START DATA TO USE
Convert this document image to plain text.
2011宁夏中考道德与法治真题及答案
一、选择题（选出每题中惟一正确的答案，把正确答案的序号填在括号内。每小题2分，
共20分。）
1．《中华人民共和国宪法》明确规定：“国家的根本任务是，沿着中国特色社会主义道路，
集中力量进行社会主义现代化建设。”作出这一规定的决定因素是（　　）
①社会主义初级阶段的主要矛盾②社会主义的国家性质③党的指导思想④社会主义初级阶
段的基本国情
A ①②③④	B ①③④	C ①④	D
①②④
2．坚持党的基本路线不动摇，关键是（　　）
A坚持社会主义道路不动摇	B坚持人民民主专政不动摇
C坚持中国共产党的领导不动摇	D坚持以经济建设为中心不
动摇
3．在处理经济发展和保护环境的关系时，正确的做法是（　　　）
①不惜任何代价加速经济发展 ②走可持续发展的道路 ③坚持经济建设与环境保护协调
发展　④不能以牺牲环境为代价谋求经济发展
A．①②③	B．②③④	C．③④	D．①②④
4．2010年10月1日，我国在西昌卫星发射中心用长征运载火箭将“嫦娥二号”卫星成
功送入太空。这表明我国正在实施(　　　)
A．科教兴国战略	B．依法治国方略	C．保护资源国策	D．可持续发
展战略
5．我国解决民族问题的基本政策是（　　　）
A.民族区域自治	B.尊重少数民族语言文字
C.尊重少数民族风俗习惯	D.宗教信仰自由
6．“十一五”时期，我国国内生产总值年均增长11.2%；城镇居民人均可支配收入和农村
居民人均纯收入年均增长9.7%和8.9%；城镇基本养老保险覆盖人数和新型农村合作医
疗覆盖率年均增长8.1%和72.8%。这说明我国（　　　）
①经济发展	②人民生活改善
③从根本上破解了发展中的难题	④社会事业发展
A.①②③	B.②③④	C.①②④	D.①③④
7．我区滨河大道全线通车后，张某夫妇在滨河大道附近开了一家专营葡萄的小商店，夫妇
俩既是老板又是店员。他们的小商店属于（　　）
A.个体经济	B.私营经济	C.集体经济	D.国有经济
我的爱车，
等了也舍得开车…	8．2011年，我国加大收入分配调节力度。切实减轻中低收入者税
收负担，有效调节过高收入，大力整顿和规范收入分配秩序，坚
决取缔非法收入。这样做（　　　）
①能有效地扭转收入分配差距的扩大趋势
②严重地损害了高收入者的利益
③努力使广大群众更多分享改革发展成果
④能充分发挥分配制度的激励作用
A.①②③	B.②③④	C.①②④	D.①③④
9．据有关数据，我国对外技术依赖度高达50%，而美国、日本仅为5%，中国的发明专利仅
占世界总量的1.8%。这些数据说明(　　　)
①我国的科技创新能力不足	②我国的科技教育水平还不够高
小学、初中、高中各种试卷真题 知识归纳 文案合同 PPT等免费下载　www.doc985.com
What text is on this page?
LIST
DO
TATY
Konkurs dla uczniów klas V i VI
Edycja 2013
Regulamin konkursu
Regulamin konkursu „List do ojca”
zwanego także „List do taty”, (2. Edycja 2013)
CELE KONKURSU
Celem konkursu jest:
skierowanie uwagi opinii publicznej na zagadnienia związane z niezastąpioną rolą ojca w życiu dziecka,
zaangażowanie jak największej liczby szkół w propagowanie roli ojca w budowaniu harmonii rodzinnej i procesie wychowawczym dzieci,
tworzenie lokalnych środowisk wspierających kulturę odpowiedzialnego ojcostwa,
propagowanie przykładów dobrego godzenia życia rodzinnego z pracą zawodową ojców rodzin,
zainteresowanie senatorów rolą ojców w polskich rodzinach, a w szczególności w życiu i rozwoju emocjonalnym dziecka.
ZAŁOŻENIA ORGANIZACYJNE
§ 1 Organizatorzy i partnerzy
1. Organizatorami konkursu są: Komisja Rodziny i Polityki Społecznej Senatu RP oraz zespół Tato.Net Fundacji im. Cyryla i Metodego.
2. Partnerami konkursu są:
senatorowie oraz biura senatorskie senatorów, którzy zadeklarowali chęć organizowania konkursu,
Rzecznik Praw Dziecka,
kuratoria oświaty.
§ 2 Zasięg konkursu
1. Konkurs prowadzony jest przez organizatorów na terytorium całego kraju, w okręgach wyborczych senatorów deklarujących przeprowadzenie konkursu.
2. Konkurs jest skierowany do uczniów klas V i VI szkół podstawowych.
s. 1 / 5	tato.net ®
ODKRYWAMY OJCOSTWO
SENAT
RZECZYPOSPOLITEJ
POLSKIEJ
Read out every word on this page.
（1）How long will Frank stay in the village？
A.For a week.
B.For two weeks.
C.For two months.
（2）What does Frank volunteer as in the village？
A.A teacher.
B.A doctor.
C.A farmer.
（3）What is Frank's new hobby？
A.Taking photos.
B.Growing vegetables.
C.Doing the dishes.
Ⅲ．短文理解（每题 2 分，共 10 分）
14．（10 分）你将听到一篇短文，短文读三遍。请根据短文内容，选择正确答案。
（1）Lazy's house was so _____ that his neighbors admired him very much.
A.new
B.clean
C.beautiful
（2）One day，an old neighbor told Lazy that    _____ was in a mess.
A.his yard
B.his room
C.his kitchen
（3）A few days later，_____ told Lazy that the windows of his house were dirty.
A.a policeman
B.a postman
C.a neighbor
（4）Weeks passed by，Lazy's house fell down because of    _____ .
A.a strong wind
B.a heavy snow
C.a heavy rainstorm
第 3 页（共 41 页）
END DATA TO USE
Reproduce every line above without error.

## TASK RESPONSE:
Convert this document image to plain text.
2011宁夏中考道德与法治真题及答案
一、选择题（选出每题中惟一正确的答案，把正确答案的序号填在括号内。每小题2分，
共20分。）
1．《中华人民共和国宪法》明确规定：“国家的根本任务是，沿着中国特色社会主义道路，
集中力量进行社会主义现代化建设。”作出这一规定的决定因素是（　　）
①社会主义初级阶段的主要矛盾②社会主义的国家性质③党的指导思想④社会主义初级阶
段的基本国情
A ①②③④	B ①③④	C ①④	D
①②④
2．坚持党的基本路线不动摇，关键是（　　）
A坚持社会主义道路不动摇	B坚持人民民主专政不动摇
C坚持中国共产党的领导不动摇	D坚持以经济建设为中心不
动摇
3．在处理经济发展和保护环境的关系时，正确的做法是（　　　）
①不惜任何代价加速经济发展 ②走可持续发展的道路 ③坚持经济建设与环境保护协调
发展　④不能以牺牲环境为代价谋求经济发展
A．①②③	B．②③④	C．③④	D．①②④
4．2010年10月1日，我国在西昌卫星发射中心用长征运载火箭将“嫦娥二号”卫星成
功送入太空。这表明我国正在实施(　　　)
A．科教兴国战略	B．依法治国方略	C．保护资源国策	D．可持续发
展战略
5．我国解决民族问题的基本政策是（　　　）
A.民族区域自治	B.尊重少数民族语言文字
C.尊重少数民族风俗习惯	D.宗教信仰自由
6．“十一五”时期，我国国内生产总值年均增长11.2%；城镇居民人均可支配收入和农村
居民人均纯收入年均增长9.7%和8.9%；城镇基本养老保险覆盖人数和新型农村合作医
疗覆盖率年均增长8.1%和72.8%。这说明我国（　　　）
①经济发展	②人民生活改善
③从根本上破解了发展中的难题	④社会事业发展
A.①②③	B.②③④	C.①②④	D.①③④
7．我区滨河大道全线通车后，张某夫妇在滨河大道附近开了一家专营葡萄的小商店，夫妇
俩既是老板又是店员。他们的小商店属于（　　）
A.个体经济	B.私营经济	C.集体经济	D.国有经济
我的爱车，
等了也舍得开车…	8．2011年，我国加大收入分配调节力度。切实减轻中低收入者税
收负担，有效调节过高收入，大力整顿和规范收入分配秩序，坚
决取缔非法收入。这样做（　　　）
①能有效地扭转收入分配差距的扩大趋势
②严重地损害了高收入者的利益
③努力使广大群众更多分享改革发展成果
④能充分发挥分配制度的激励作用
A.①②③	B.②③④	C.①②④	D.①③④
9．据有关数据，我国对外技术依赖度高达50%，而美国、日本仅为5%，中国的发明专利仅
占世界总量的1.8%。这些数据说明(　　　)
①我国的科技创新能力不足	②我国的科技教育水平还不够高
小学、初中、高中各种试卷真题 知识归纳 文案合同 PPT等免费下载　www.doc985.com
What text is on this page?
LIST
DO
TATY
Konkurs dla uczniów klas V i VI
Edycja 2013
Regulamin konkursu
Regulamin konkursu „List do ojca”
zwanego także „List do taty”, (2. Edycja 2013)
CELE KONKURSU
Celem konkursu jest:
skierowanie uwagi opinii publicznej na zagadnienia związane z niezastąpioną rolą ojca w życiu dziecka,
zaangażowanie jak największej liczby szkół w propagowanie roli ojca w budowaniu harmonii rodzinnej i procesie wychowawczym dzieci,
tworzenie lokalnych środowisk wspierających kulturę odpowiedzialnego ojcostwa,
propagowanie przykładów dobrego godzenia życia rodzinnego z pracą zawodową ojców rodzin,
zainteresowanie senatorów rolą ojców w polskich rodzinach, a w szczególności w życiu i rozwoju emocjonalnym dziecka.
ZAŁOŻENIA ORGANIZACYJNE
§ 1 Organizatorzy i partnerzy
1. Organizatorami konkursu są: Komisja Rodziny i Polityki Społecznej Senatu RP oraz zespół Tato.Net Fundacji im. Cyryla i Metodego.
2. Partnerami konkursu są:
senatorowie oraz biura senatorskie senatorów, którzy zadeklarowali chęć organizowania konkursu,
Rzecznik Praw Dziecka,
kuratoria oświaty.
§ 2 Zasięg konkursu
1. Konkurs prowadzony jest przez organizatorów na terytorium całego kraju, w okręgach wyborczych senatorów deklarujących przeprowadzenie konkursu.
2. Konkurs jest skierowany do uczniów klas V i VI szkół podstawowych.
s. 1 / 5	tato.net ®
ODKRYWAMY OJCOSTWO
SENAT
RZECZYPOSPOLITEJ
POLSKIEJ
Read out every word on this page.
（1）How long will Frank stay in the village？
A.For a week.
B.For two weeks.
C.For two months.
（2）What does Frank volunteer as in the village？
A.A teacher.
B.A doctor.
C.A farmer.
（3）What is Frank's new hobby？
A.Taking photos.
B.Growing vegetables.
C.Doing the dishes.
Ⅲ．短文理解（每题 2 分，共 10 分）
14．（10 分）你将听到一篇短文，短文读三遍。请根据短文内容，选择正确答案。
（1）Lazy's house was so _____ that his neighbors admired him very much.
A.new
B.clean
C.beautiful
（2）One day，an old neighbor told Lazy that    _____ was in a mess.
A.his yard
B.his room
C.his kitchen
（3）A few days later，_____ told Lazy that the windows of his house were dirty.
A.a policeman
B.a postman
C.a neighbor
（4）Weeks passed by，Lazy's house fell down because of    _____ .
A.a strong wind
B.a heavy snow
C.a heavy rainstorm
第 3 页（共 41 页）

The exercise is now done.